| PROMPT |
Look through the data below. Collect every line where the word "einem" occurs.

Data entries

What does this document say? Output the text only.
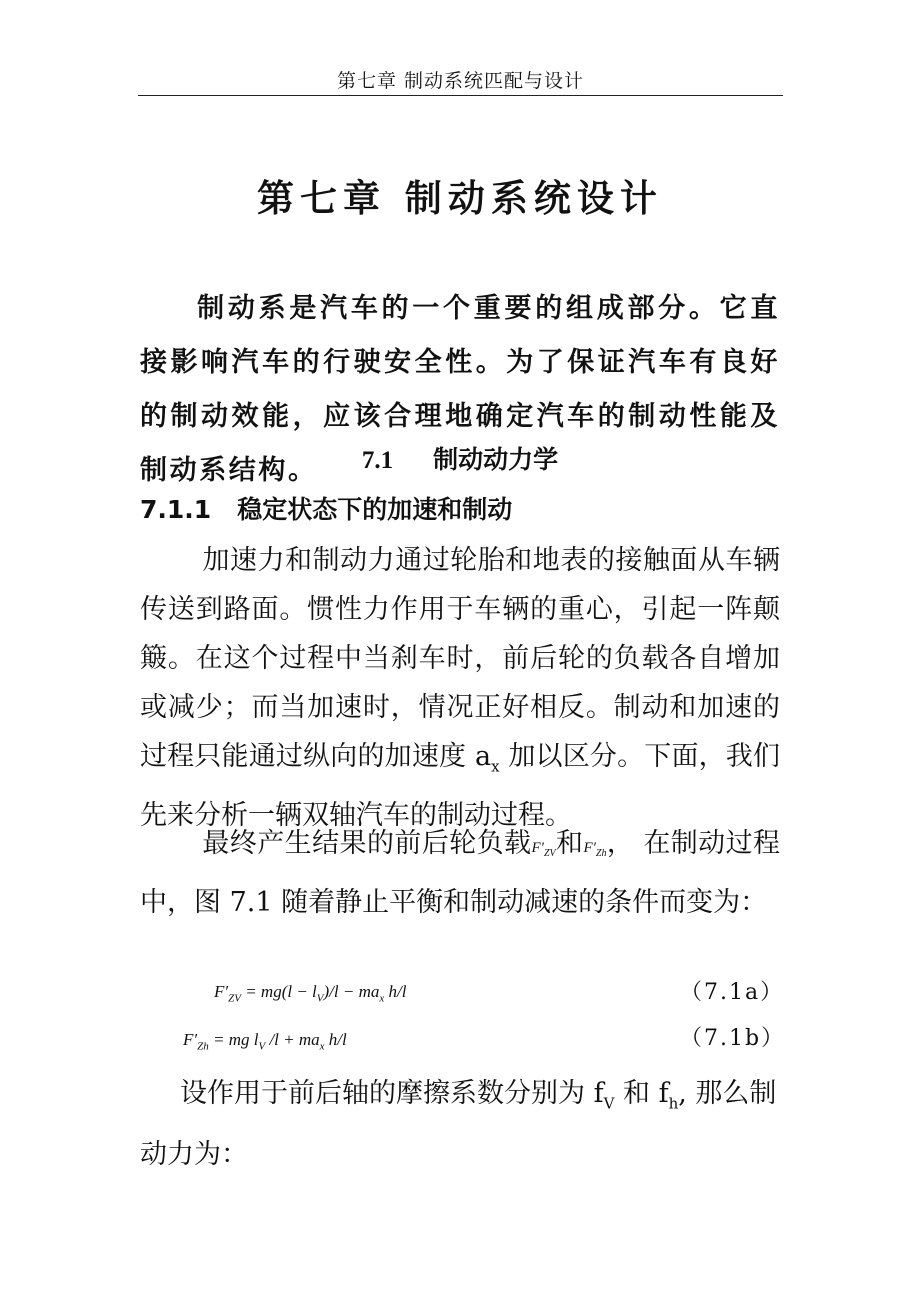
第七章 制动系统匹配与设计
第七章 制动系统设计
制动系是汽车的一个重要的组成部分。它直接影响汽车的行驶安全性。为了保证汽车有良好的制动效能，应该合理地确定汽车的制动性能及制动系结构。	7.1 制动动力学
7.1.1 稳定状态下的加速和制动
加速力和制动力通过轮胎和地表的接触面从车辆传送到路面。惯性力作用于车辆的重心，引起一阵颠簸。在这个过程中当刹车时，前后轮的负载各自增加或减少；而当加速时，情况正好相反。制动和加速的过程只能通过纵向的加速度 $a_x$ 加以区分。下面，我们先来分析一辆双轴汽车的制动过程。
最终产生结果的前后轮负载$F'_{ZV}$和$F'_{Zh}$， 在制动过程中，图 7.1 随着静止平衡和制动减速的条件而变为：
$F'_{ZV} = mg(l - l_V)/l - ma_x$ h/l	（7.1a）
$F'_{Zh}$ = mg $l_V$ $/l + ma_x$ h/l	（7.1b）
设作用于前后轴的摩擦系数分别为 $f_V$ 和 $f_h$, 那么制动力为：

* * *

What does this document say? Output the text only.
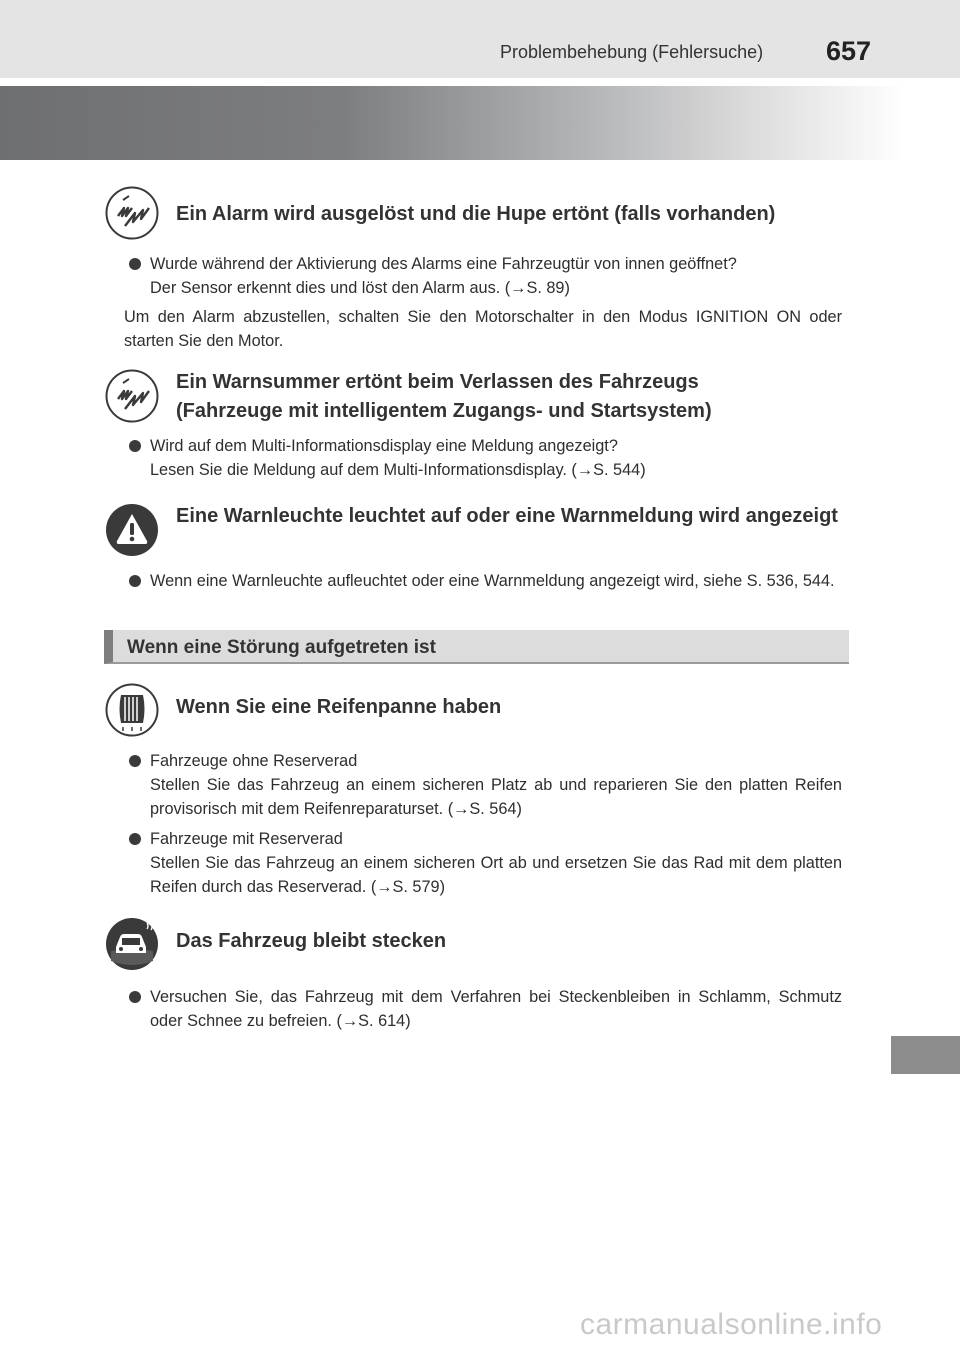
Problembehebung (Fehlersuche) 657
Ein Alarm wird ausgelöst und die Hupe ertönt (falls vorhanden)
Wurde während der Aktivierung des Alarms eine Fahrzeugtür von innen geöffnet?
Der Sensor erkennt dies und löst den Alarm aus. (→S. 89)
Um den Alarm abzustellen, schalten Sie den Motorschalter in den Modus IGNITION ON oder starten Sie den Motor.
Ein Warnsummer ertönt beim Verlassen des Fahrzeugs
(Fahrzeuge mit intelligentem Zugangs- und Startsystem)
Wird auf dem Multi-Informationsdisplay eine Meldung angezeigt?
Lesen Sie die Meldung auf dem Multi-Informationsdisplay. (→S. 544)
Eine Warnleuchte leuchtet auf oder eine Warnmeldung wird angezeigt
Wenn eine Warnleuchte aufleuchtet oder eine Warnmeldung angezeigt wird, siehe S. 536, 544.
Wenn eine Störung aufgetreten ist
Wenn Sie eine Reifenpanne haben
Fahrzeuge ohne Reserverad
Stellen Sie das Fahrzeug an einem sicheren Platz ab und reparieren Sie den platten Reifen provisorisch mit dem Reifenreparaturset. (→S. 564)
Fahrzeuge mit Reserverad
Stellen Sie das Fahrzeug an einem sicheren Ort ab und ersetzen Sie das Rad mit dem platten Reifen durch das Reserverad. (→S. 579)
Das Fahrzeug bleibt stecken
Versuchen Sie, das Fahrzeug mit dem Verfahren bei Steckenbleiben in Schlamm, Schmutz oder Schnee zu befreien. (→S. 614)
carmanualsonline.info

| TASK ANSWER |
Stellen Sie das Fahrzeug an einem sicheren Platz ab und reparieren Sie den platten Reifen provisorisch mit dem Reifenreparaturset. (→S. 564)
Stellen Sie das Fahrzeug an einem sicheren Ort ab und ersetzen Sie das Rad mit dem platten Reifen durch das Reserverad. (→S. 579)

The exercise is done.